Write out the material exactly, with the pictures left out.

§ §

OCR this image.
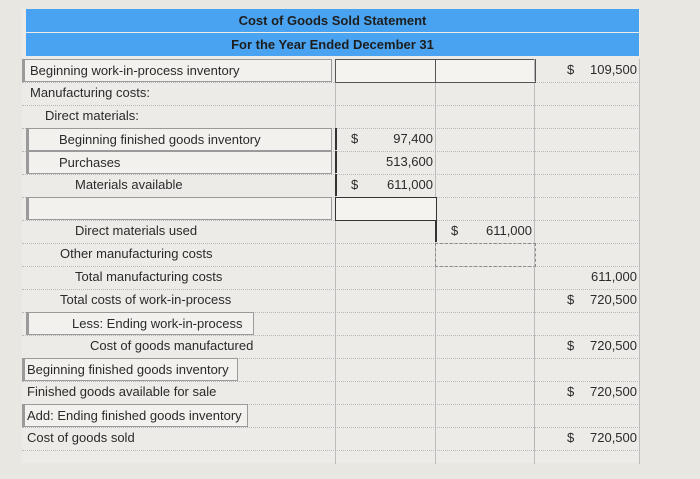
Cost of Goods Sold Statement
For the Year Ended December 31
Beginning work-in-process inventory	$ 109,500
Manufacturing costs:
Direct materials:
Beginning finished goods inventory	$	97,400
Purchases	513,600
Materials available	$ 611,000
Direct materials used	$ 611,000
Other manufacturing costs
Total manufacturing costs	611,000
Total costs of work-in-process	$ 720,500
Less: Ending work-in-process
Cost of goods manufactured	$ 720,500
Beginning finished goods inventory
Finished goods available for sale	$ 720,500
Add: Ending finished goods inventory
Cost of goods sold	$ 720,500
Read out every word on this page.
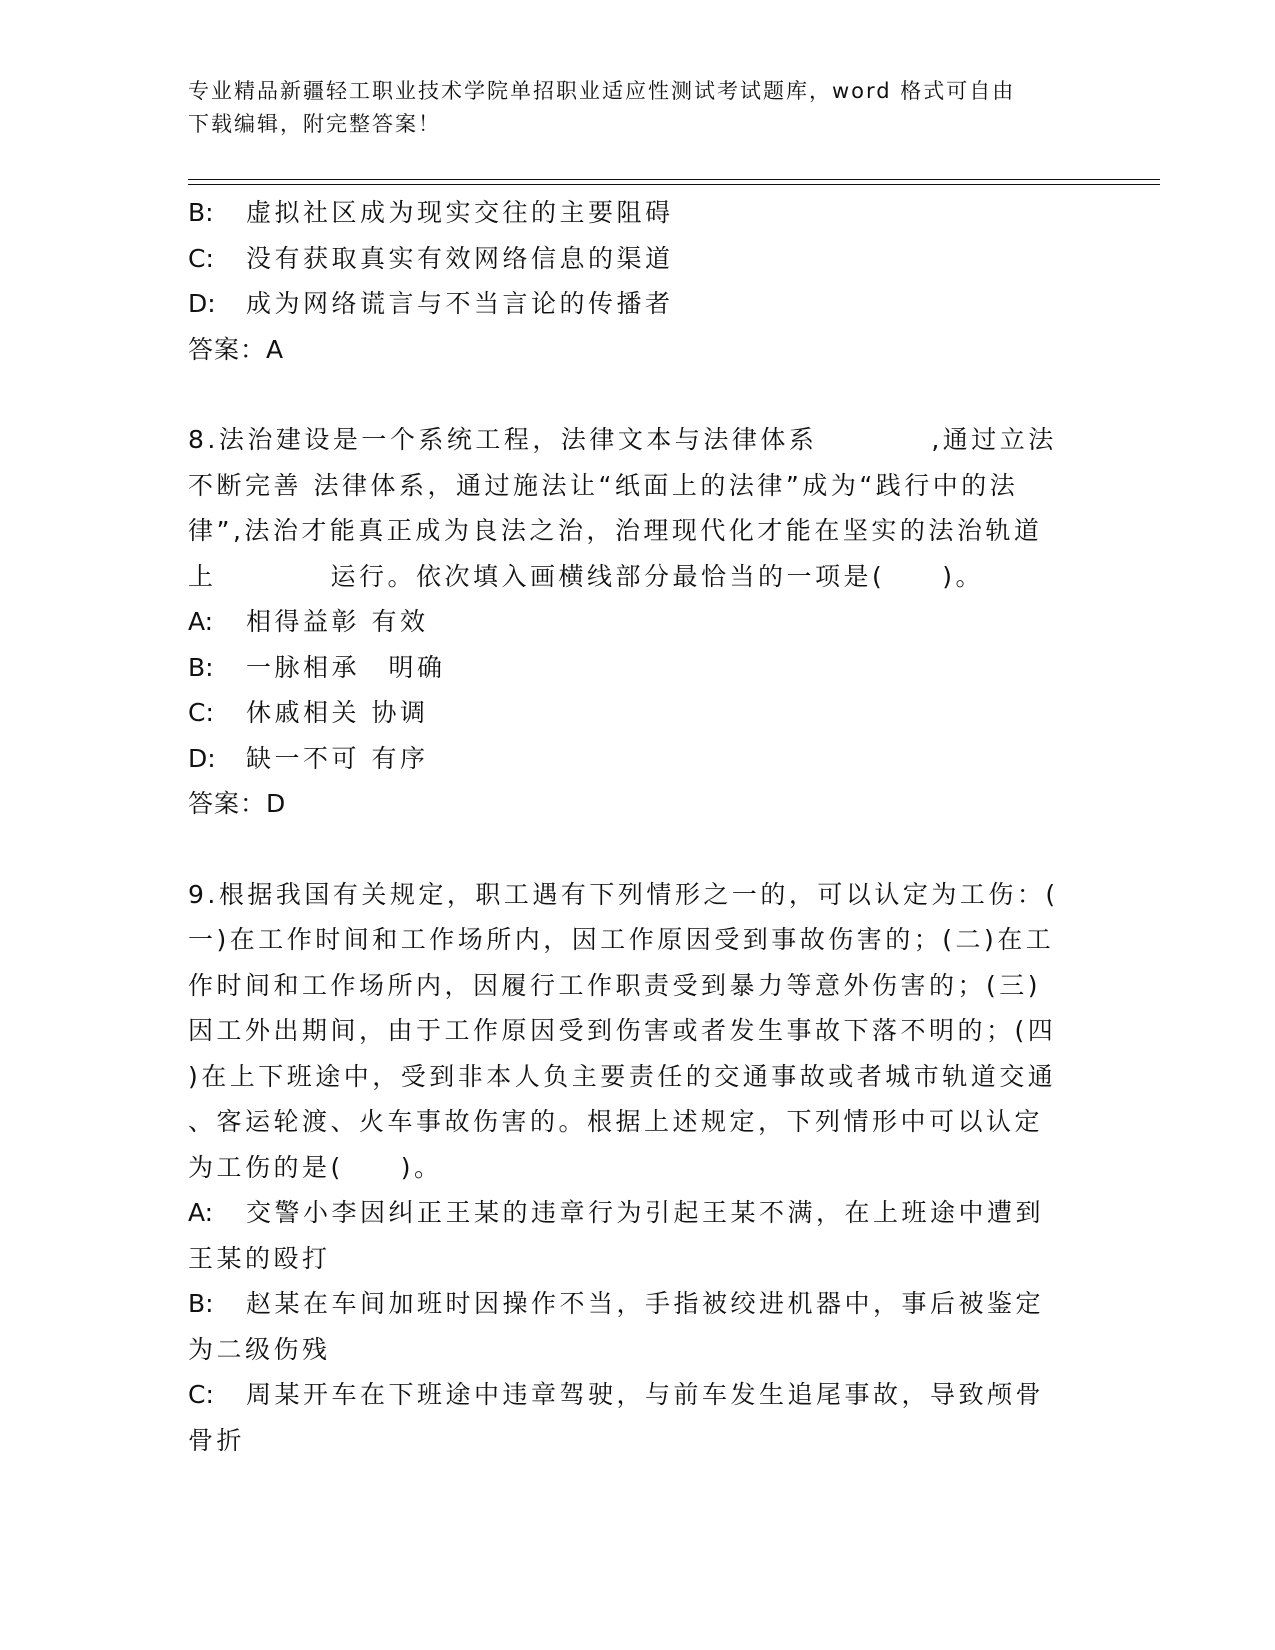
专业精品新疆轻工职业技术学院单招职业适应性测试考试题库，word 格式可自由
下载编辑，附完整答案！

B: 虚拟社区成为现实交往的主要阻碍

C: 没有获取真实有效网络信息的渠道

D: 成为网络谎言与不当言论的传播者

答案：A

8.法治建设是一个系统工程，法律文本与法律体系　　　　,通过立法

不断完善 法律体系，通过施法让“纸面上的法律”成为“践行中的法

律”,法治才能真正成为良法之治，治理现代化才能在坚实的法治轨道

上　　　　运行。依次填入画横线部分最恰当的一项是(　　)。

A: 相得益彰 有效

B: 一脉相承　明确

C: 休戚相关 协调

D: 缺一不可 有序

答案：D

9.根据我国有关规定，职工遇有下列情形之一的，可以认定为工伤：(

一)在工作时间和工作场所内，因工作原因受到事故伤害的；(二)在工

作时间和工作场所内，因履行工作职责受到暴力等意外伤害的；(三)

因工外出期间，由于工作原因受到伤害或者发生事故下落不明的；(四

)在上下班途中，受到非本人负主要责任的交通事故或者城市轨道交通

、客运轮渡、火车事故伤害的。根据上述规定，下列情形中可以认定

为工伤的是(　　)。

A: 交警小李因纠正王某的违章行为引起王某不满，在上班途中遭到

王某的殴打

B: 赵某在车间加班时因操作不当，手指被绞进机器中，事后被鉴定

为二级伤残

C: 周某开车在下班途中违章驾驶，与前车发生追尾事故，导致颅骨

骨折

§ §

• RESPONSE:
OCR this image.
Cost of Goods Sold Statement
For the Year Ended December 31
Beginning work-in-process inventory	$ 109,500
Manufacturing costs:
Direct materials:
Beginning finished goods inventory	$	97,400
Purchases	513,600
Materials available	$ 611,000
Direct materials used	$ 611,000
Other manufacturing costs
Total manufacturing costs	611,000
Total costs of work-in-process	$ 720,500
Less: Ending work-in-process
Cost of goods manufactured	$ 720,500
Beginning finished goods inventory
Finished goods available for sale	$ 720,500
Add: Ending finished goods inventory
Cost of goods sold	$ 720,500
Read out every word on this page.
专业精品新疆轻工职业技术学院单招职业适应性测试考试题库，word 格式可自由
下载编辑，附完整答案！

B: 虚拟社区成为现实交往的主要阻碍

C: 没有获取真实有效网络信息的渠道

D: 成为网络谎言与不当言论的传播者

答案：A

8.法治建设是一个系统工程，法律文本与法律体系　　　　,通过立法

不断完善 法律体系，通过施法让“纸面上的法律”成为“践行中的法

律”,法治才能真正成为良法之治，治理现代化才能在坚实的法治轨道

上　　　　运行。依次填入画横线部分最恰当的一项是(　　)。

A: 相得益彰 有效

B: 一脉相承　明确

C: 休戚相关 协调

D: 缺一不可 有序

答案：D

9.根据我国有关规定，职工遇有下列情形之一的，可以认定为工伤：(

一)在工作时间和工作场所内，因工作原因受到事故伤害的；(二)在工

作时间和工作场所内，因履行工作职责受到暴力等意外伤害的；(三)

因工外出期间，由于工作原因受到伤害或者发生事故下落不明的；(四

)在上下班途中，受到非本人负主要责任的交通事故或者城市轨道交通

、客运轮渡、火车事故伤害的。根据上述规定，下列情形中可以认定

为工伤的是(　　)。

A: 交警小李因纠正王某的违章行为引起王某不满，在上班途中遭到

王某的殴打

B: 赵某在车间加班时因操作不当，手指被绞进机器中，事后被鉴定

为二级伤残

C: 周某开车在下班途中违章驾驶，与前车发生追尾事故，导致颅骨

骨折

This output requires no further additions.